- _Requirements_:
Check each line of the records below and collect those that include the word "Make".
— Start —
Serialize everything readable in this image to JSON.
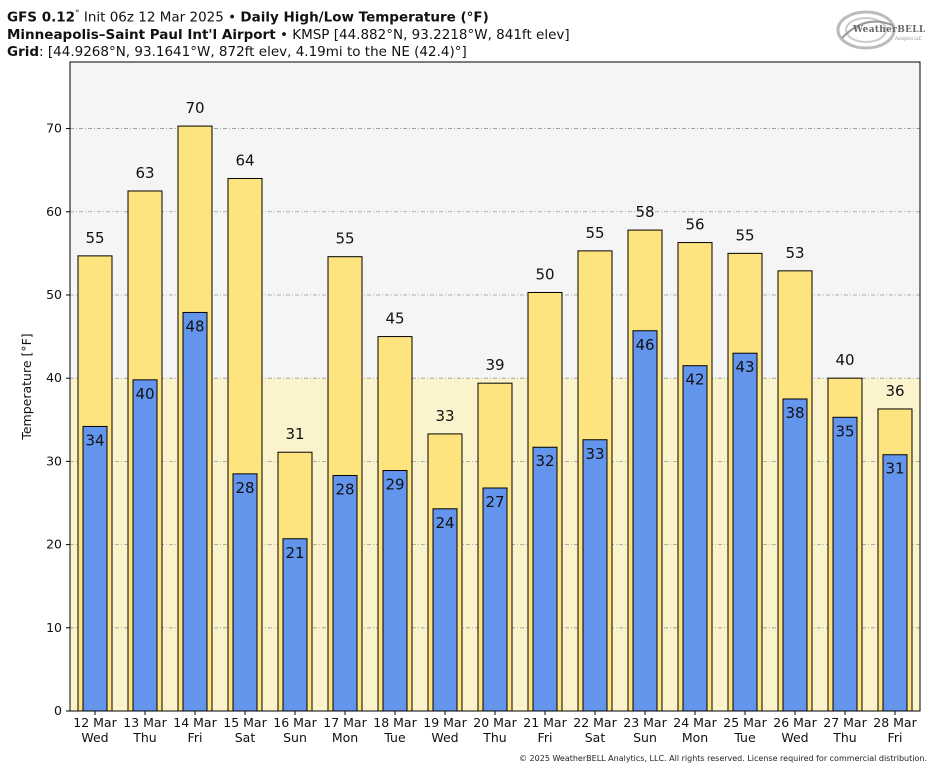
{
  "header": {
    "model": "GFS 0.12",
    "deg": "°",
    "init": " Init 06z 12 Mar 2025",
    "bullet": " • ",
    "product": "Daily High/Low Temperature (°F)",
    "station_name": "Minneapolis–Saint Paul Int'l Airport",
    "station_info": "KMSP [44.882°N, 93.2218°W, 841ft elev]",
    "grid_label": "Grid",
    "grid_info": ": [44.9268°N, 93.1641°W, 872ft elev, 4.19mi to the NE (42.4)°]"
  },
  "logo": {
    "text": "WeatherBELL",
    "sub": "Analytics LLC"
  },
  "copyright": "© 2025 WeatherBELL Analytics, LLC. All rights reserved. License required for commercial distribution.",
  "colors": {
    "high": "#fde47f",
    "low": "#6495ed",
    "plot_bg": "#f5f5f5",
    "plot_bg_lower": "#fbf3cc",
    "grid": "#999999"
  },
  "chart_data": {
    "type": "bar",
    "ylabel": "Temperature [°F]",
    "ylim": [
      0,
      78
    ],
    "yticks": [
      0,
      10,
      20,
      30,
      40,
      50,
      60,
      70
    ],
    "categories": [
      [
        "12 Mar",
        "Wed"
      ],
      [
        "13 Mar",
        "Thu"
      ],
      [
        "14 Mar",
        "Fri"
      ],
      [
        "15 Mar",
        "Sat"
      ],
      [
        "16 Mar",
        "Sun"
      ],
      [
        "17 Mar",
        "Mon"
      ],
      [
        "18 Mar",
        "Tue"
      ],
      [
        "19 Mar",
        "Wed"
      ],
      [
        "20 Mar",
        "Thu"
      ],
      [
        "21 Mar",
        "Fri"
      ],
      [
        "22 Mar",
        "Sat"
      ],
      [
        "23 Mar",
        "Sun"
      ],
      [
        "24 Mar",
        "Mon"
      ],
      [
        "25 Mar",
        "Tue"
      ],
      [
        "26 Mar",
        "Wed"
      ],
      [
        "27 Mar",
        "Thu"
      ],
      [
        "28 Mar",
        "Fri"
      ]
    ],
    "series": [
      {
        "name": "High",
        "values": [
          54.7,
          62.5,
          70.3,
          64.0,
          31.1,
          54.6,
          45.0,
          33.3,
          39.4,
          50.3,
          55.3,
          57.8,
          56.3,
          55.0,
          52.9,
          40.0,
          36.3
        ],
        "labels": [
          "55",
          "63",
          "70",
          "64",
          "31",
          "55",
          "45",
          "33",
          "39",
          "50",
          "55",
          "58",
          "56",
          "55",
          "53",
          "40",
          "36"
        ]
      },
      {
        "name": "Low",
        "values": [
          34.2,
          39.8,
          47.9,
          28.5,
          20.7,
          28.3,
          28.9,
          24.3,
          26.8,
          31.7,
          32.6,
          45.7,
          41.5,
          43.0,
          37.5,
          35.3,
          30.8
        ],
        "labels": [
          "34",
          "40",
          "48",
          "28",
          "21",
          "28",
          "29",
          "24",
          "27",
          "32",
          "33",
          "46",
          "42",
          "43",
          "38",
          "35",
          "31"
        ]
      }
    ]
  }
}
— End —
— Start —
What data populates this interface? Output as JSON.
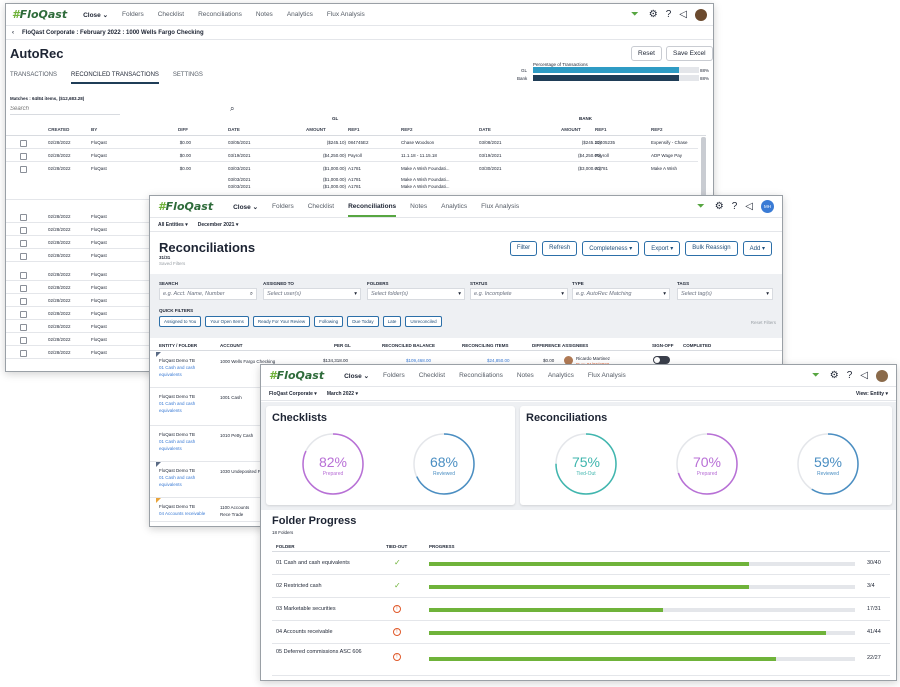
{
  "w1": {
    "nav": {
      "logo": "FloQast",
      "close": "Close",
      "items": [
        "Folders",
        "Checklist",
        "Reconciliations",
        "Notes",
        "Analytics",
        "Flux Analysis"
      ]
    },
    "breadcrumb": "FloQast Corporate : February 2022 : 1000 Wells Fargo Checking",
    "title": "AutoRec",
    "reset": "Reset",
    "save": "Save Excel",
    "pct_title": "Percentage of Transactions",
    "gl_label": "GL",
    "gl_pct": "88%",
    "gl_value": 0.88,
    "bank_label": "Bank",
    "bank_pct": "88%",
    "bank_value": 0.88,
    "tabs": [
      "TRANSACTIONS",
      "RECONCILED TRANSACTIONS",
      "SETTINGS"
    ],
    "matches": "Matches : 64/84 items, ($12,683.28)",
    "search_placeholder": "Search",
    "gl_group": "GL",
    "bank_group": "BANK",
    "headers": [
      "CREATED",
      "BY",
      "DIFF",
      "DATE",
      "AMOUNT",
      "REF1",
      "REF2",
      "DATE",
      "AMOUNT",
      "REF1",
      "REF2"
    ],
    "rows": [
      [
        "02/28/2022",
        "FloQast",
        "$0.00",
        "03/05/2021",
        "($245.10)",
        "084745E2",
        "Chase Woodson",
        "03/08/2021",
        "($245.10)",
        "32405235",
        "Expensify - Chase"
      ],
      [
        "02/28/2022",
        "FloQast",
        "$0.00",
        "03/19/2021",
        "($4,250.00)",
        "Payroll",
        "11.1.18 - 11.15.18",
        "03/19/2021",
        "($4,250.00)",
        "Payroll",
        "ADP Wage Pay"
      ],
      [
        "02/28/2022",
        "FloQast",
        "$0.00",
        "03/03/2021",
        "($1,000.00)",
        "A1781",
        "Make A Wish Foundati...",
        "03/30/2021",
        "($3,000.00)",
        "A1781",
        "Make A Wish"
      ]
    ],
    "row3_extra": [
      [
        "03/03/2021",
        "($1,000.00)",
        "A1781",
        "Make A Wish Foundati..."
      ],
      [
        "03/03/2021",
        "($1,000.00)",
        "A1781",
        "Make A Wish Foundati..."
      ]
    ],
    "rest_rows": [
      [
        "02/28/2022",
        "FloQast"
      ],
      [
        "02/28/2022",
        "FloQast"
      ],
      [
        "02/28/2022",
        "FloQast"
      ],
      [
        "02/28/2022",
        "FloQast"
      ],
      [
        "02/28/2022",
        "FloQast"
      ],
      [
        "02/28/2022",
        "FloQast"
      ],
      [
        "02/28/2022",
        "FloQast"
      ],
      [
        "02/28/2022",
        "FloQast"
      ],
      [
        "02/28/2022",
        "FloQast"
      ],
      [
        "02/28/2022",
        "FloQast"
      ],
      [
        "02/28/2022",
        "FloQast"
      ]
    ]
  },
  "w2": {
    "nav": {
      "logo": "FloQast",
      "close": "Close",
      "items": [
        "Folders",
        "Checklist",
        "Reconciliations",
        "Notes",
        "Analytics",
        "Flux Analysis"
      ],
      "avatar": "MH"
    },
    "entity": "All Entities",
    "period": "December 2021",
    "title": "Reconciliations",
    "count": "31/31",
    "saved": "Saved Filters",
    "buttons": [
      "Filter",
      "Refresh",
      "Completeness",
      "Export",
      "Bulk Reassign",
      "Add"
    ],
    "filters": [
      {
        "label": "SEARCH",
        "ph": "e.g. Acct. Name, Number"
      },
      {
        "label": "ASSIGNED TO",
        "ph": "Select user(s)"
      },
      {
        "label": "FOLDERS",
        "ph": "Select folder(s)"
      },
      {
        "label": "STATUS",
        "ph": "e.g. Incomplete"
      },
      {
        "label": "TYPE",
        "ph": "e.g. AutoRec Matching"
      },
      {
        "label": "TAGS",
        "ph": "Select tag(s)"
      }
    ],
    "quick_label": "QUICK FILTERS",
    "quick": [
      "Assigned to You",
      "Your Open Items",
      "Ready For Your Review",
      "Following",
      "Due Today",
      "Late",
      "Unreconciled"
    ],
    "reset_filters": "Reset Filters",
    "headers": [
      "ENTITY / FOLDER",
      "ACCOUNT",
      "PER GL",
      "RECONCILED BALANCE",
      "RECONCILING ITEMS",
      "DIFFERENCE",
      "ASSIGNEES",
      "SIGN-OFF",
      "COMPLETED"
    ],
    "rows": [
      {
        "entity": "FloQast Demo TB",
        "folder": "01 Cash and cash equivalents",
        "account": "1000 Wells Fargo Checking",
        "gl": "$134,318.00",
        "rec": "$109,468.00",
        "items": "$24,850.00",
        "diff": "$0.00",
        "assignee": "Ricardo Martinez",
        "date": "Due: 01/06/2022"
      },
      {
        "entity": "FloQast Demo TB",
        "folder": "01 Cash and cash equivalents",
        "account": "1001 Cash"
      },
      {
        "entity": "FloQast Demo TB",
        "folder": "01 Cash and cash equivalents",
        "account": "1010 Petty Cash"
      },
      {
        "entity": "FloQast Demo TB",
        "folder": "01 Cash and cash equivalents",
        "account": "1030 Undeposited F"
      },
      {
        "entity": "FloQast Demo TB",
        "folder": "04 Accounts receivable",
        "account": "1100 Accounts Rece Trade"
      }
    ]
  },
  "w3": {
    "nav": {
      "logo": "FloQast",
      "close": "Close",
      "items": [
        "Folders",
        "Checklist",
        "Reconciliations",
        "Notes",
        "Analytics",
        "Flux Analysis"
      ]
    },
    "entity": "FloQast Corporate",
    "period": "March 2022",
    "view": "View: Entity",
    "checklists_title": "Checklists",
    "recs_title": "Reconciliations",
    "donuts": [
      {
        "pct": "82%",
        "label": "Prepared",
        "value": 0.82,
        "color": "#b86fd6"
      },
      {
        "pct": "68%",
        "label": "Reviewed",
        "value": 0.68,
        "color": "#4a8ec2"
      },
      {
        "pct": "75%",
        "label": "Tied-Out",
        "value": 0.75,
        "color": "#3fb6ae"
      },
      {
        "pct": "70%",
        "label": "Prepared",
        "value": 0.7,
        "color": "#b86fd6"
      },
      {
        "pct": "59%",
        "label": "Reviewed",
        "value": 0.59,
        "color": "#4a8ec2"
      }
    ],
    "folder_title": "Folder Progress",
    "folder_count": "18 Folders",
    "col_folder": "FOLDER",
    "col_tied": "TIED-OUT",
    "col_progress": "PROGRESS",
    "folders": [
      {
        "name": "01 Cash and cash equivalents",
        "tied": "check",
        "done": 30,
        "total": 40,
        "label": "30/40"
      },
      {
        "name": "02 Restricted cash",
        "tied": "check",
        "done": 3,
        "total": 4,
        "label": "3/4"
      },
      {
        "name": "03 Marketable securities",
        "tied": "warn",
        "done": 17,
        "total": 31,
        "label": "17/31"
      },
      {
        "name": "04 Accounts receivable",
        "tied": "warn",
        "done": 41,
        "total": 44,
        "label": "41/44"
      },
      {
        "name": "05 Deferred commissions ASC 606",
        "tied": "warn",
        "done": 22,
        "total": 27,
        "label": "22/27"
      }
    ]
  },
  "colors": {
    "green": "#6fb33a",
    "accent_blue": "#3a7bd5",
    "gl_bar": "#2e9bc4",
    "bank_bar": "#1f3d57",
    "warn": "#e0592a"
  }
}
— End —
- _Solution for this task_:
        "Make A Wish Foundati...",
        "Make A Wish"
        "Make A Wish Foundati..."
        "Make A Wish Foundati..."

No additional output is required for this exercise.